Extract provided ::
The next match was a six-man tag team match featuring wrestlers from the AAA organization between the team of Héctor Garza, Perro Aguayo, and El Canek against the team of Jerry Estrada, Heavy Metal, and Fuerza Guerrera. A slow-paced match between the two teams, as they exchange control of the match back and forth. Late into the match, the two teams brawled outside of the ring, as Aguayo hit Metal with a diving double foot stomp off the top rope, which gained a successful pinfall, thus Garza, Aguayo and Canek won the match. 

The Royal Rumble match began with Ahmed Johnson and Crush, where the rivalry with Johnson and Faarooq continued, as Johnson eliminated himself after Faarooq came down the aisle to chase him. Stone Cold Steve Austin was the fifth entrant. There were clock issues from numbers 3 to 5 but were fixed for No. 6, Bart Gunn. Stone Cold Steve Austin during the match had two separate runs where he eliminated wrestlers one by one and having the ring to himself for long stretches. Numerous wrestlers from AAA were invited to be entrants in the match. Mil Mascaras eliminated Cibernetico and Pierroth and then eliminated himself by diving onto them at ringside; years later Bruce Prichard stated that this spot had been devised because WWE creative anticipated that Mascaras would refuse to allow himself to be eliminated by anyone else; the Mexican star had long been notorious for refusing to allow other wrestlers to defeat him.  No. 24 was Terry Funk who jumped ahead a little bit before the buzzer went off. The final five wrestlers were The Undertaker, Vader, Bret Hart, Diesel, and Stone Cold Steve Austin. The first of those wrestlers to be tossed over the top rope was Austin, who was thrown out by Hart. However, the officials were occupied trying to separate Terry Funk and Mankind, who were brawling with each other outside the ring, and thus no one saw Austin's elimination. Meanwhile, Vader and Undertaker began brawling with each other as a continuation of their feud and Hart began fighting with Diesel as Austin reentered the ring. Austin dumped both Undertaker and Vader out of the ring, while Hart eliminated Diesel. As Hart was celebrating, thinking he had won, Austin came in from behind and tossed him over the top rope. Since Austin was still considered to be in the match and was the only man left in the ring, the officials declared him the winner.  With ten eliminations, Austin tied Hulk Hogan for the most eliminations in single Royal Rumble match. The record stood until 2001, when Kane eliminated eleven competitors.

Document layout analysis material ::
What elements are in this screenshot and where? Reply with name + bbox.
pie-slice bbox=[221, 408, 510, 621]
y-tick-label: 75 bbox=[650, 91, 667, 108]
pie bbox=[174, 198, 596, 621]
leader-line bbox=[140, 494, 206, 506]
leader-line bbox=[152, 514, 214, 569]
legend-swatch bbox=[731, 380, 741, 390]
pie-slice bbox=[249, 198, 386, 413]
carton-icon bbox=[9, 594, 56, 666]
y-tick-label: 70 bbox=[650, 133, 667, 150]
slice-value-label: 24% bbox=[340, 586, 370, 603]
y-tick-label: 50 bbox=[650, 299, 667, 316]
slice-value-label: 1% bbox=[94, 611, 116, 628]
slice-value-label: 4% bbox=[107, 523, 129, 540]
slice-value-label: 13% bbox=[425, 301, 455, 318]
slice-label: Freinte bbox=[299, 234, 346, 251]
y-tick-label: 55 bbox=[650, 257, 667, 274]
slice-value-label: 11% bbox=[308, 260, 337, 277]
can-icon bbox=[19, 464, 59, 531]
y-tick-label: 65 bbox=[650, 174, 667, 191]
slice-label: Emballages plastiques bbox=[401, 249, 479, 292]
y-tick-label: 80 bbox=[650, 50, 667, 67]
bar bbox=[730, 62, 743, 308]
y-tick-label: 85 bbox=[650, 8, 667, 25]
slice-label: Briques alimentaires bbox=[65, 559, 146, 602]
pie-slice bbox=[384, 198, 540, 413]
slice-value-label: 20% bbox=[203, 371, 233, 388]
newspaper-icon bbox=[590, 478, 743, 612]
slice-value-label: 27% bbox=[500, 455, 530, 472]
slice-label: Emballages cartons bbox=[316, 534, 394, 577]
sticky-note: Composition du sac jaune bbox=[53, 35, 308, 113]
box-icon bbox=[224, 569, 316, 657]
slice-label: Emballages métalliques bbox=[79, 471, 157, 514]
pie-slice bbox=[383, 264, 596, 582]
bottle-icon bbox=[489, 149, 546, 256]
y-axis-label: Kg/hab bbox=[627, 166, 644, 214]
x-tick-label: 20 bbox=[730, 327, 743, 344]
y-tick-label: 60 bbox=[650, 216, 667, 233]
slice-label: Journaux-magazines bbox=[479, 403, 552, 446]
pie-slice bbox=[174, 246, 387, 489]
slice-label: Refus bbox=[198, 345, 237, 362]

Using the information ::
1. According to the wrestling recap, who was the fifth entrant in the Royal Rumble match?
2. Update the wrestling recap starting at "The next match" and ending at "won the match.", replacing "pinfall" with "three-count".
Rely only on the wrestling recap.

Solutions by task ::
1. Stone Cold Steve Austin.

2.
The next match was a six-man tag team match featuring wrestlers from the AAA organization between the team of Héctor Garza, Perro Aguayo, and El Canek against the team of Jerry Estrada, Heavy Metal, and Fuerza Guerrera. A slow-paced match between the two teams, as they exchange control of the match back and forth. Late into the match, the two teams brawled outside of the ring, as Aguayo hit Metal with a diving double foot stomp off the top rope, which gained a successful three-count, thus Garza, Aguayo and Canek won the match.